• **Exercise directions**
Report every line from the material that contains the word "sommerseo".

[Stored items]
※

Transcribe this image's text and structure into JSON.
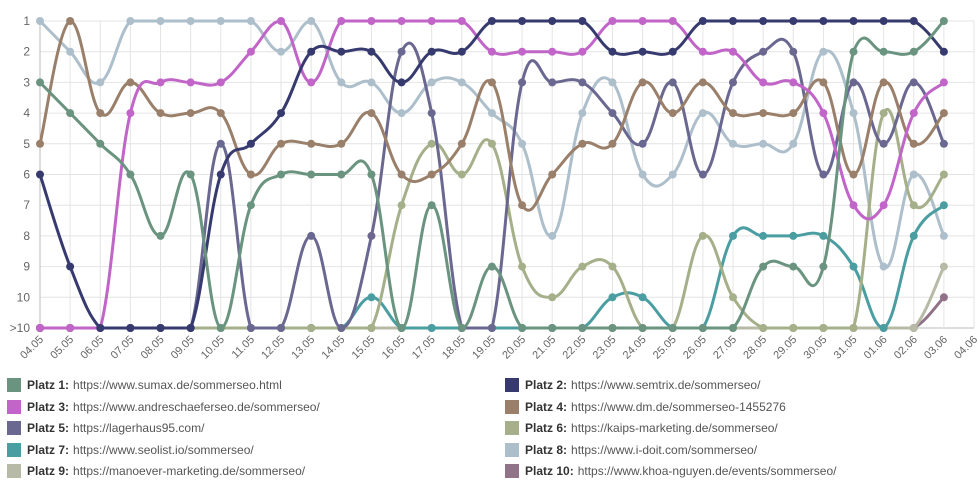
{
  "chart_data": {
    "type": "line",
    "title": "",
    "xlabel": "",
    "ylabel": "",
    "y_tick_labels": [
      "1",
      "2",
      "3",
      "4",
      "5",
      "6",
      "7",
      "8",
      "9",
      "10",
      ">10"
    ],
    "y_reversed": true,
    "ylim": [
      1,
      11
    ],
    "grid": true,
    "legend_position": "bottom",
    "x_axis_end_label": "04.06",
    "categories": [
      "04.05",
      "05.05",
      "06.05",
      "07.05",
      "08.05",
      "09.05",
      "10.05",
      "11.05",
      "12.05",
      "13.05",
      "14.05",
      "15.05",
      "16.05",
      "17.05",
      "18.05",
      "19.05",
      "20.05",
      "21.05",
      "22.05",
      "23.05",
      "24.05",
      "25.05",
      "26.05",
      "27.05",
      "28.05",
      "29.05",
      "30.05",
      "31.05",
      "01.06",
      "02.06",
      "03.06"
    ],
    "series": [
      {
        "label": "Platz 1:",
        "name": "https://www.sumax.de/sommerseo.html",
        "color": "#6a9480",
        "values": [
          3,
          4,
          5,
          6,
          8,
          6,
          11,
          7,
          6,
          6,
          6,
          6,
          11,
          7,
          11,
          9,
          11,
          11,
          11,
          11,
          11,
          11,
          11,
          11,
          9,
          9,
          9,
          2,
          2,
          2,
          1
        ]
      },
      {
        "label": "Platz 2:",
        "name": "https://www.semtrix.de/sommerseo/",
        "color": "#363a6e",
        "values": [
          6,
          9,
          11,
          11,
          11,
          11,
          6,
          5,
          4,
          2,
          2,
          2,
          3,
          2,
          2,
          1,
          1,
          1,
          1,
          2,
          2,
          2,
          1,
          1,
          1,
          1,
          1,
          1,
          1,
          1,
          2
        ]
      },
      {
        "label": "Platz 3:",
        "name": "https://www.andreschaeferseo.de/sommerseo/",
        "color": "#c165c8",
        "values": [
          11,
          11,
          11,
          4,
          3,
          3,
          3,
          2,
          1,
          3,
          1,
          1,
          1,
          1,
          1,
          2,
          2,
          2,
          2,
          1,
          1,
          1,
          2,
          2,
          3,
          3,
          4,
          7,
          7,
          4,
          3
        ]
      },
      {
        "label": "Platz 4:",
        "name": "https://www.dm.de/sommerseo-1455276",
        "color": "#9a806a",
        "values": [
          5,
          1,
          4,
          3,
          4,
          4,
          4,
          6,
          5,
          5,
          5,
          4,
          6,
          6,
          5,
          3,
          7,
          6,
          5,
          5,
          3,
          4,
          3,
          4,
          4,
          4,
          3,
          6,
          3,
          5,
          4
        ]
      },
      {
        "label": "Platz 5:",
        "name": "https://lagerhaus95.com/",
        "color": "#6a6890",
        "values": [
          11,
          11,
          11,
          11,
          11,
          11,
          5,
          11,
          11,
          8,
          11,
          8,
          2,
          4,
          11,
          11,
          3,
          3,
          3,
          4,
          5,
          3,
          6,
          3,
          2,
          2,
          6,
          3,
          5,
          3,
          5
        ]
      },
      {
        "label": "Platz 6:",
        "name": "https://kaips-marketing.de/sommerseo/",
        "color": "#a5b08a",
        "values": [
          11,
          11,
          11,
          11,
          11,
          11,
          11,
          11,
          11,
          11,
          11,
          11,
          7,
          5,
          6,
          5,
          9,
          10,
          9,
          9,
          11,
          11,
          8,
          10,
          11,
          11,
          11,
          11,
          4,
          7,
          6
        ]
      },
      {
        "label": "Platz 7:",
        "name": "https://www.seolist.io/sommerseo/",
        "color": "#4a9ea2",
        "values": [
          11,
          11,
          11,
          11,
          11,
          11,
          11,
          11,
          11,
          11,
          11,
          10,
          11,
          11,
          11,
          11,
          11,
          11,
          11,
          10,
          10,
          11,
          11,
          8,
          8,
          8,
          8,
          9,
          11,
          8,
          7
        ]
      },
      {
        "label": "Platz 8:",
        "name": "https://www.i-doit.com/sommerseo/",
        "color": "#aebfcc",
        "values": [
          1,
          2,
          3,
          1,
          1,
          1,
          1,
          1,
          2,
          1,
          3,
          3,
          4,
          3,
          3,
          4,
          5,
          8,
          4,
          3,
          6,
          6,
          4,
          5,
          5,
          5,
          2,
          4,
          9,
          6,
          8
        ]
      },
      {
        "label": "Platz 9:",
        "name": "https://manoever-marketing.de/sommerseo/",
        "color": "#b7baa6",
        "values": [
          11,
          11,
          11,
          11,
          11,
          11,
          11,
          11,
          11,
          11,
          11,
          11,
          11,
          11,
          11,
          11,
          11,
          11,
          11,
          11,
          11,
          11,
          11,
          11,
          11,
          11,
          11,
          11,
          11,
          11,
          9
        ]
      },
      {
        "label": "Platz 10:",
        "name": "https://www.khoa-nguyen.de/events/sommerseo/",
        "color": "#907388",
        "values": [
          11,
          11,
          11,
          11,
          11,
          11,
          11,
          11,
          11,
          11,
          11,
          11,
          11,
          11,
          11,
          11,
          11,
          11,
          11,
          11,
          11,
          11,
          11,
          11,
          11,
          11,
          11,
          11,
          11,
          11,
          10
        ]
      }
    ]
  }
}
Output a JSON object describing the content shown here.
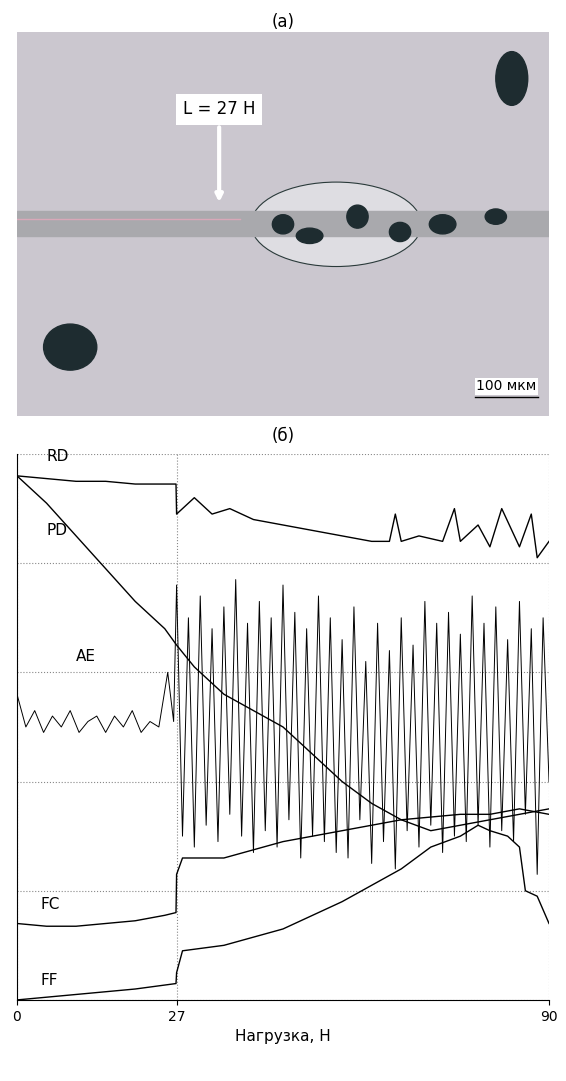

※

• **Result**
        "name": "https://www.sumax.de/sommerseo.html",
        "name": "https://www.semtrix.de/sommerseo/",
        "name": "https://www.andreschaeferseo.de/sommerseo/",
        "name": "https://www.dm.de/sommerseo-1455276",
        "name": "https://kaips-marketing.de/sommerseo/",
        "name": "https://www.seolist.io/sommerseo/",
        "name": "https://www.i-doit.com/sommerseo/",
        "name": "https://manoever-marketing.de/sommerseo/",
        "name": "https://www.khoa-nguyen.de/events/sommerseo/",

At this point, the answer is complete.